• **Exercise details**
Each entry must be given again exactly; images do not belong in the copy.
-------------------------
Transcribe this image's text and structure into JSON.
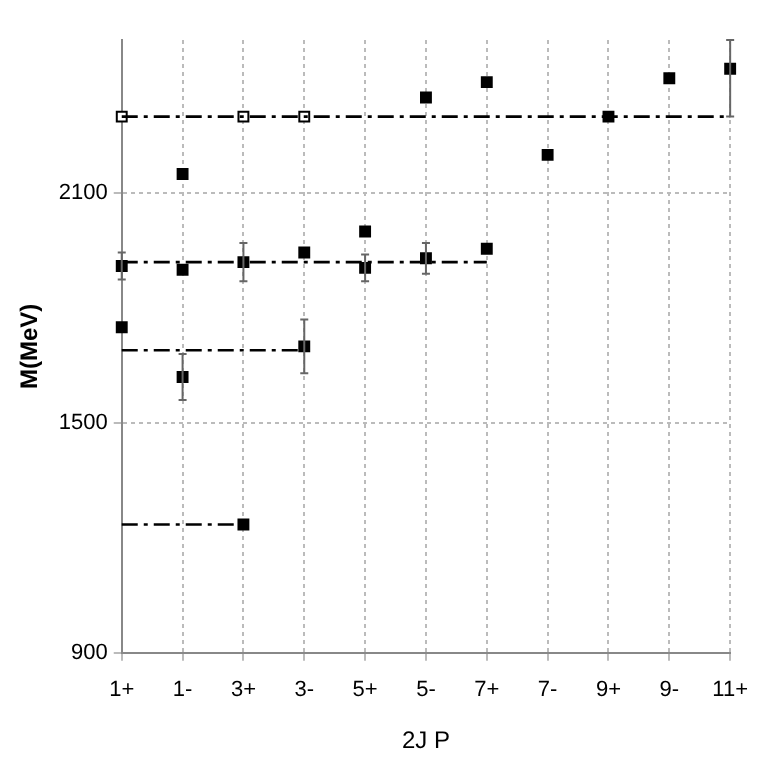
{
  "chart_data": {
    "type": "scatter",
    "xlabel": "2J P",
    "ylabel": "M(MeV)",
    "categories": [
      "1+",
      "1-",
      "3+",
      "3-",
      "5+",
      "5-",
      "7+",
      "7-",
      "9+",
      "9-",
      "11+"
    ],
    "ylim": [
      900,
      2500
    ],
    "yticks": [
      900,
      1500,
      2100
    ],
    "grid": true,
    "legend": false,
    "marker": "square",
    "series": [
      {
        "type": "line",
        "color": "#000000",
        "line_style": "dashed",
        "marker": "none",
        "values": [
          2300,
          2300,
          2300,
          2300,
          2300,
          2300,
          2300,
          2300,
          2300,
          2300,
          2300
        ]
      },
      {
        "type": "line",
        "color": "#000000",
        "line_style": "dashed",
        "marker": "none",
        "values": [
          1920,
          1920,
          1920,
          1920,
          1920,
          1920,
          1920,
          null,
          null,
          null,
          null
        ]
      },
      {
        "type": "line",
        "color": "#000000",
        "line_style": "dashed",
        "marker": "none",
        "values": [
          1690,
          1690,
          1690,
          1690,
          null,
          null,
          null,
          null,
          null,
          null,
          null
        ]
      },
      {
        "type": "line",
        "color": "#000000",
        "line_style": "dashed",
        "marker": "none",
        "values": [
          1235,
          1235,
          1235,
          null,
          null,
          null,
          null,
          null,
          null,
          null,
          null
        ]
      },
      {
        "color": "#ffffff",
        "x": [
          "1+",
          "3+",
          "3-"
        ],
        "values": [
          2300,
          2300,
          2300
        ]
      },
      {
        "color": "#000000",
        "x": [
          "1+",
          "1+",
          "1-",
          "1-",
          "1-",
          "3+",
          "3+",
          "3-",
          "3-",
          "5+",
          "5+",
          "5-",
          "5-",
          "7+",
          "7+",
          "7-",
          "9+",
          "9-",
          "11+"
        ],
        "values": [
          1910,
          1750,
          2150,
          1900,
          1620,
          1920,
          1235,
          1945,
          1700,
          2000,
          1905,
          2350,
          1930,
          2390,
          1955,
          2200,
          2300,
          2400,
          2425
        ],
        "errors": [
          35,
          null,
          null,
          null,
          60,
          50,
          null,
          null,
          70,
          null,
          35,
          null,
          40,
          null,
          null,
          null,
          null,
          null,
          [
            2300,
            2500
          ]
        ]
      }
    ]
  }
}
-------------------------
• **Reply**
Transcribe this image's text and structure into JSON.
{
  "chart_data": {
    "type": "scatter",
    "xlabel": "2J P",
    "ylabel": "M(MeV)",
    "categories": [
      "1+",
      "1-",
      "3+",
      "3-",
      "5+",
      "5-",
      "7+",
      "7-",
      "9+",
      "9-",
      "11+"
    ],
    "ylim": [
      900,
      2500
    ],
    "yticks": [
      900,
      1500,
      2100
    ],
    "grid": true,
    "legend": false,
    "marker": "square",
    "series": [
      {
        "type": "line",
        "color": "#000000",
        "line_style": "dashed",
        "marker": "none",
        "values": [
          2300,
          2300,
          2300,
          2300,
          2300,
          2300,
          2300,
          2300,
          2300,
          2300,
          2300
        ]
      },
      {
        "type": "line",
        "color": "#000000",
        "line_style": "dashed",
        "marker": "none",
        "values": [
          1920,
          1920,
          1920,
          1920,
          1920,
          1920,
          1920,
          null,
          null,
          null,
          null
        ]
      },
      {
        "type": "line",
        "color": "#000000",
        "line_style": "dashed",
        "marker": "none",
        "values": [
          1690,
          1690,
          1690,
          1690,
          null,
          null,
          null,
          null,
          null,
          null,
          null
        ]
      },
      {
        "type": "line",
        "color": "#000000",
        "line_style": "dashed",
        "marker": "none",
        "values": [
          1235,
          1235,
          1235,
          null,
          null,
          null,
          null,
          null,
          null,
          null,
          null
        ]
      },
      {
        "color": "#ffffff",
        "x": [
          "1+",
          "3+",
          "3-"
        ],
        "values": [
          2300,
          2300,
          2300
        ]
      },
      {
        "color": "#000000",
        "x": [
          "1+",
          "1+",
          "1-",
          "1-",
          "1-",
          "3+",
          "3+",
          "3-",
          "3-",
          "5+",
          "5+",
          "5-",
          "5-",
          "7+",
          "7+",
          "7-",
          "9+",
          "9-",
          "11+"
        ],
        "values": [
          1910,
          1750,
          2150,
          1900,
          1620,
          1920,
          1235,
          1945,
          1700,
          2000,
          1905,
          2350,
          1930,
          2390,
          1955,
          2200,
          2300,
          2400,
          2425
        ],
        "errors": [
          35,
          null,
          null,
          null,
          60,
          50,
          null,
          null,
          70,
          null,
          35,
          null,
          40,
          null,
          null,
          null,
          null,
          null,
          [
            2300,
            2500
          ]
        ]
      }
    ]
  }
}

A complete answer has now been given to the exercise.